**Exercise instructions**
Gather all lines from the material that contain the word "JSON".

[Dataset rows about figures]
'''
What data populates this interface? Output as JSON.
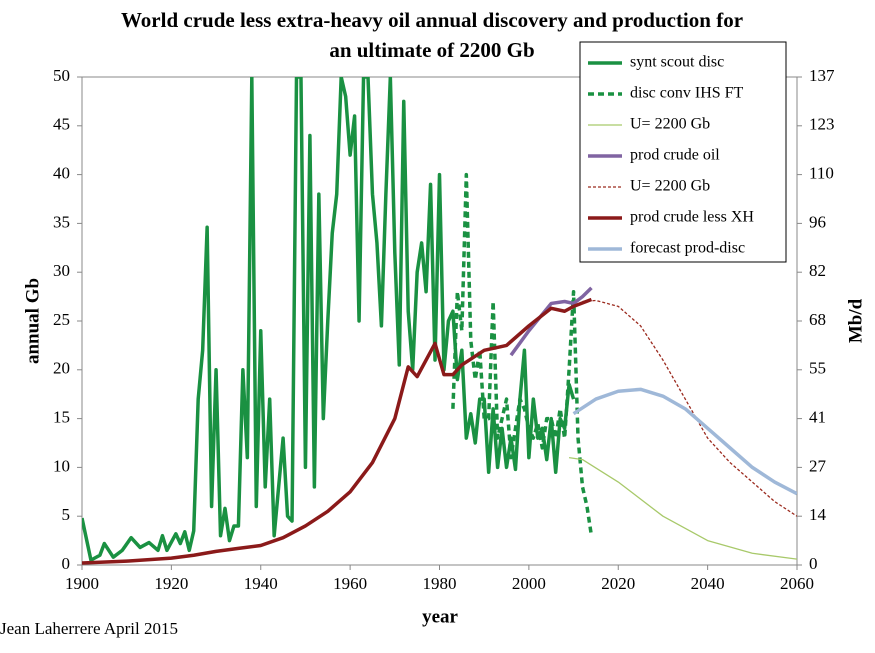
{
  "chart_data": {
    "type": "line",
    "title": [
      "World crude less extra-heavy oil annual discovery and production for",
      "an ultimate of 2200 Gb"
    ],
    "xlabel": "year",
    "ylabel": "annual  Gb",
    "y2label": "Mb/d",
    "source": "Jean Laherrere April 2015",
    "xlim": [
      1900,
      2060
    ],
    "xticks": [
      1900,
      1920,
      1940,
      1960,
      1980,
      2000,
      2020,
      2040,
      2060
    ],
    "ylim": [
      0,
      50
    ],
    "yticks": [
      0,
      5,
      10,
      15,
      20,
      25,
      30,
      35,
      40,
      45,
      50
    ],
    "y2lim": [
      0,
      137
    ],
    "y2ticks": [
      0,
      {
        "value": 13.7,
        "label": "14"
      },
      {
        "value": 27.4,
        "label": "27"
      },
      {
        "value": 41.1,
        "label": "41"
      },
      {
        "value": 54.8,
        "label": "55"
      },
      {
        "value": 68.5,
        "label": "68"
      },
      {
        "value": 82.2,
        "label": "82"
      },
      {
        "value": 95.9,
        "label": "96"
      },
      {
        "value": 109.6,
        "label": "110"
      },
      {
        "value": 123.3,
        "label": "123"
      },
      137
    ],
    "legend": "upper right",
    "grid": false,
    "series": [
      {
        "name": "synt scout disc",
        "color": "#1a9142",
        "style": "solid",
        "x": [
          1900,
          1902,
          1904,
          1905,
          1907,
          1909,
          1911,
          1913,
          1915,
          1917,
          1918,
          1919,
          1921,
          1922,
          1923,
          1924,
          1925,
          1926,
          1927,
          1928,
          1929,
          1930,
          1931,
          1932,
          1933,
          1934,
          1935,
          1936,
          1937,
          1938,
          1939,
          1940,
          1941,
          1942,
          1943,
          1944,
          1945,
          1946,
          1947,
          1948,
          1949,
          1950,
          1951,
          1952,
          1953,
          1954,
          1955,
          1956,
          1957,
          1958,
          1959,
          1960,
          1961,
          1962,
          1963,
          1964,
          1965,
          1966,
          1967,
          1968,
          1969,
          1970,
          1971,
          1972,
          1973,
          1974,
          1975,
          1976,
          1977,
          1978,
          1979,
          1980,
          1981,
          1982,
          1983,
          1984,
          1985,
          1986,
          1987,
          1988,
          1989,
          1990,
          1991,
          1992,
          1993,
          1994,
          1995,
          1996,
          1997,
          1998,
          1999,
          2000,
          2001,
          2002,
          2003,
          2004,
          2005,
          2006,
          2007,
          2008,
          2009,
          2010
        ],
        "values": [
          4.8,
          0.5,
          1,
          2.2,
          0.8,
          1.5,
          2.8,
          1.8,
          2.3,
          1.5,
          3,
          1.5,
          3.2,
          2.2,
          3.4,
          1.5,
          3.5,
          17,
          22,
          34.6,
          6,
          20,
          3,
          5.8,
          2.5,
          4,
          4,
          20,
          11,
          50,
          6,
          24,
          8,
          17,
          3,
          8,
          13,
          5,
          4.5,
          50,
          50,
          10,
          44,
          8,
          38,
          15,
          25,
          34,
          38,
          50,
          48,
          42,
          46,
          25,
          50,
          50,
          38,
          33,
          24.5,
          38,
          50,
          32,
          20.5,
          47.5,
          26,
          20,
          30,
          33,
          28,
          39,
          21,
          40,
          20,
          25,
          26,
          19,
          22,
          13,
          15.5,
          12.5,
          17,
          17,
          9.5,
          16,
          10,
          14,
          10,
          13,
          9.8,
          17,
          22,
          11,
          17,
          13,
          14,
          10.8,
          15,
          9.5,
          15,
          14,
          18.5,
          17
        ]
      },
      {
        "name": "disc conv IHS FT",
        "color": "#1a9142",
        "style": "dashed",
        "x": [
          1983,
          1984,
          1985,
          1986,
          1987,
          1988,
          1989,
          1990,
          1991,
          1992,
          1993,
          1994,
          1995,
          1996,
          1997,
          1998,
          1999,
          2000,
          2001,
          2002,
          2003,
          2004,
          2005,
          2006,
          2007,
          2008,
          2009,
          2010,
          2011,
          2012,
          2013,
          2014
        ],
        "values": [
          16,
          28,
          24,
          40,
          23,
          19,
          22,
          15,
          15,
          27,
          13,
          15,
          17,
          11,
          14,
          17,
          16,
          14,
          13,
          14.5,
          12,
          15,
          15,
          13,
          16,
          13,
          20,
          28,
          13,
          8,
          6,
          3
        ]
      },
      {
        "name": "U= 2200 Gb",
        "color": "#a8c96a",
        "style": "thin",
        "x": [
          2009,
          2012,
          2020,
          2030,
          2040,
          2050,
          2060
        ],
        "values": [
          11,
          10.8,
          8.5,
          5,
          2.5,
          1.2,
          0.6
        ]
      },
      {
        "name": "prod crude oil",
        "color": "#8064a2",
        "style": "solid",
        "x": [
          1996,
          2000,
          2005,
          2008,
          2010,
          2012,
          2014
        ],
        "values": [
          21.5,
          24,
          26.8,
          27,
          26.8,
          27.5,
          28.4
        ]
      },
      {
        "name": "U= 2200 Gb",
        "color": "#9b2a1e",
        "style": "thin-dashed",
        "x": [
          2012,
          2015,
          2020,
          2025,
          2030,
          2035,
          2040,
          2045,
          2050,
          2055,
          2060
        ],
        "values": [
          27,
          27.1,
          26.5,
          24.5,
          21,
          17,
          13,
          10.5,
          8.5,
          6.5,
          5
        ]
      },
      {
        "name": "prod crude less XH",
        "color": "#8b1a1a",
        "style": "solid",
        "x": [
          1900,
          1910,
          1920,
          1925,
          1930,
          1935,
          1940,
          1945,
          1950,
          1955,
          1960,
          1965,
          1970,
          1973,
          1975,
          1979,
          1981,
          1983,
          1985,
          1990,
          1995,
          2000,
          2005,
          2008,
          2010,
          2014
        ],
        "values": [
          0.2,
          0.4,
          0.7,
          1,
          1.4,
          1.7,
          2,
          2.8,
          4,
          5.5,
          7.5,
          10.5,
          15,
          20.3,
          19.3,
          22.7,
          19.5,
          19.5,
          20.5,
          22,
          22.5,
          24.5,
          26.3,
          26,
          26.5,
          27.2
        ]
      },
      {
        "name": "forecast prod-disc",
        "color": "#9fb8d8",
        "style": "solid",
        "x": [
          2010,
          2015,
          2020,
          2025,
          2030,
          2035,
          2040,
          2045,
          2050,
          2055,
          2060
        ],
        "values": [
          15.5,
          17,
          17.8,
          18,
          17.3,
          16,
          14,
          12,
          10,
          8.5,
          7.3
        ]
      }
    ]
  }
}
'''
'''
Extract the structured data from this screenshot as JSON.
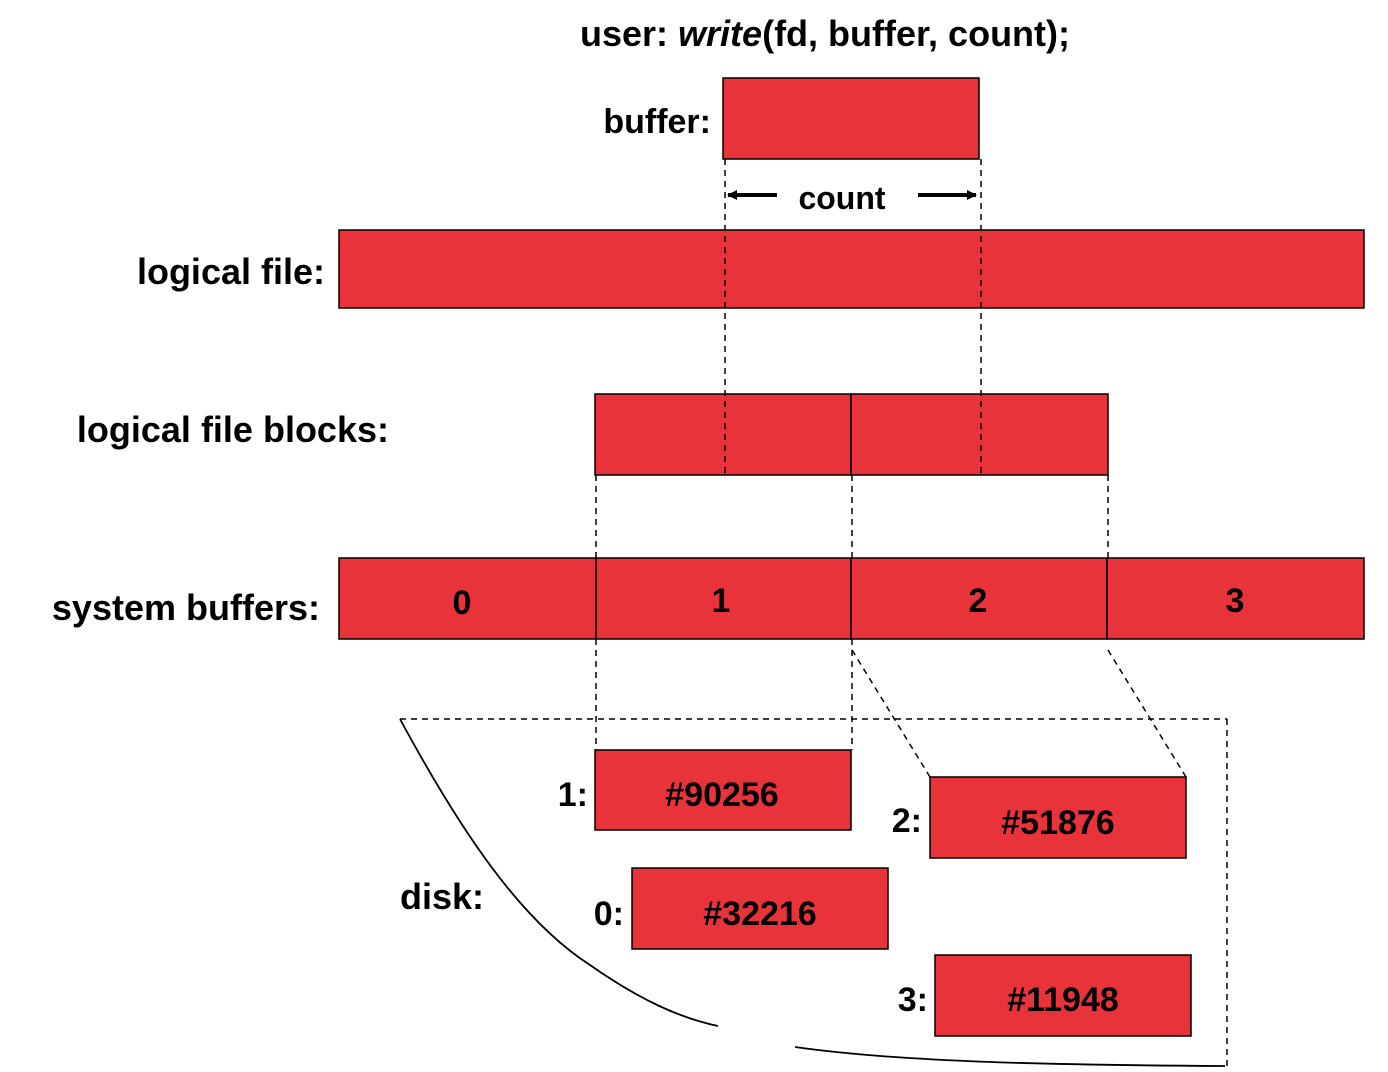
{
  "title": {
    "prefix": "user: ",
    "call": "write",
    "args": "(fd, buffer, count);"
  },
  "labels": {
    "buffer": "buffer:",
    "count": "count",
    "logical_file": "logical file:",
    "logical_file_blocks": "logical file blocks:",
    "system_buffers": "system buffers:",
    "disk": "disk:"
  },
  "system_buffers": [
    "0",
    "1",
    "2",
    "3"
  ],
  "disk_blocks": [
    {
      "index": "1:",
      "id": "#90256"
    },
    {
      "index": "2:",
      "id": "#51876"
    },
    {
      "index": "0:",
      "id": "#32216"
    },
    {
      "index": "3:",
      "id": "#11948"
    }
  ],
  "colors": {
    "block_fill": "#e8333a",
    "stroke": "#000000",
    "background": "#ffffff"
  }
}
'''
'''
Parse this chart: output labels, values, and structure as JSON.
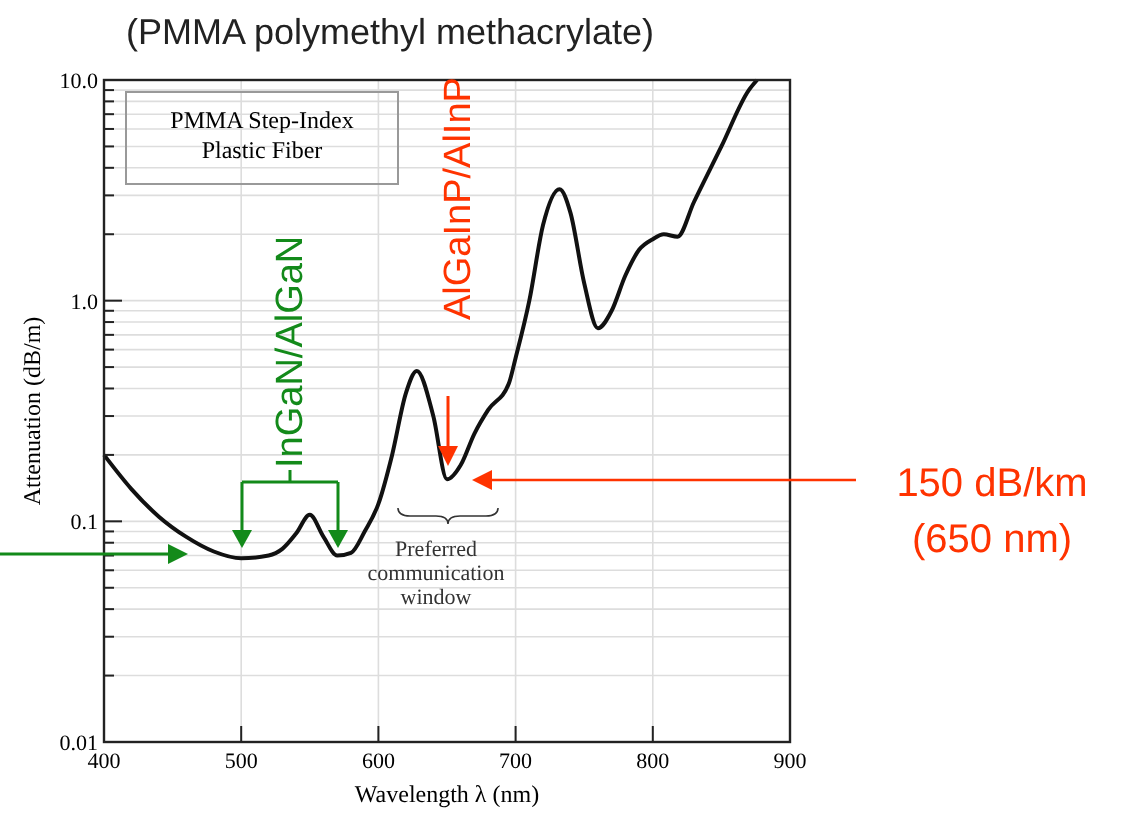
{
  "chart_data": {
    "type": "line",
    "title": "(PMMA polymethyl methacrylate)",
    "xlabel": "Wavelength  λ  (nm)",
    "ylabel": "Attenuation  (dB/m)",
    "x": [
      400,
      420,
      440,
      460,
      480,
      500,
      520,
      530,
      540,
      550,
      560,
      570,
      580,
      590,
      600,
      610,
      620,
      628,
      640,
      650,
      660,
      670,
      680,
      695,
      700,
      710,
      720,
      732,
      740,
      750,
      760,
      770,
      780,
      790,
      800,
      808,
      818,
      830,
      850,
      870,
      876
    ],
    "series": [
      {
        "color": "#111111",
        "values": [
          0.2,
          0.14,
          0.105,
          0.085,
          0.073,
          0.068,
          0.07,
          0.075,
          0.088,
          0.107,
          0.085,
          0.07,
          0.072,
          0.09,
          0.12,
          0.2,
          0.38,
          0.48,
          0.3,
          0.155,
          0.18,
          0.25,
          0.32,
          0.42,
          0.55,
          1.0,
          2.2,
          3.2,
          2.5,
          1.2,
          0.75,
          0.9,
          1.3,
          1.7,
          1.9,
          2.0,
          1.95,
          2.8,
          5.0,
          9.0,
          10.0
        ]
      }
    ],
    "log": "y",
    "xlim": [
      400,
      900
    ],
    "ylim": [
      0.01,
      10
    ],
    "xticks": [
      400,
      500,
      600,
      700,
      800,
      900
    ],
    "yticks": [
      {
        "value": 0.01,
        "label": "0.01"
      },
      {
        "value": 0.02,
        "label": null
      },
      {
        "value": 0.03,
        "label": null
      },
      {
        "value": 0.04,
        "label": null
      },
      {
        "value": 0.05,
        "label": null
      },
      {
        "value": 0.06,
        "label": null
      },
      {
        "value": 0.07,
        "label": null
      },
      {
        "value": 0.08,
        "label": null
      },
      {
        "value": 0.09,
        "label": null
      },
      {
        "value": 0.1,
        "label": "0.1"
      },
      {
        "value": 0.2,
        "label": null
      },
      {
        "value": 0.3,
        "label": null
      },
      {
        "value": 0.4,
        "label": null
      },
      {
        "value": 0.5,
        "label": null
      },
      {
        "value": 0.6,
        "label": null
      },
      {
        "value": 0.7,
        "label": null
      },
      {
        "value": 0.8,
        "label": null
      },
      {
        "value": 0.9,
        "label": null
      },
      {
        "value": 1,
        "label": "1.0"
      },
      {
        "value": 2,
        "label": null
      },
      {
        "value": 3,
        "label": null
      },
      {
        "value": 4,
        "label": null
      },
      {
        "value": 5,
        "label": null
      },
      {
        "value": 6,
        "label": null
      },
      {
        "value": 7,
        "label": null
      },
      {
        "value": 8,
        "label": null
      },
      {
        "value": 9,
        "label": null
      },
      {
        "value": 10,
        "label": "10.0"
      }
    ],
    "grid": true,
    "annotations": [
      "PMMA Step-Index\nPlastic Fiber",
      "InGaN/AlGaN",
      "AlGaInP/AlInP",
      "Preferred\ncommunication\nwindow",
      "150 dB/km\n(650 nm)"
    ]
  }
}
'''
**Answer in full**
What data populates this interface? Output as JSON.
Extract the structured data from this screenshot as JSON.
Parse this chart: output labels, values, and structure as JSON.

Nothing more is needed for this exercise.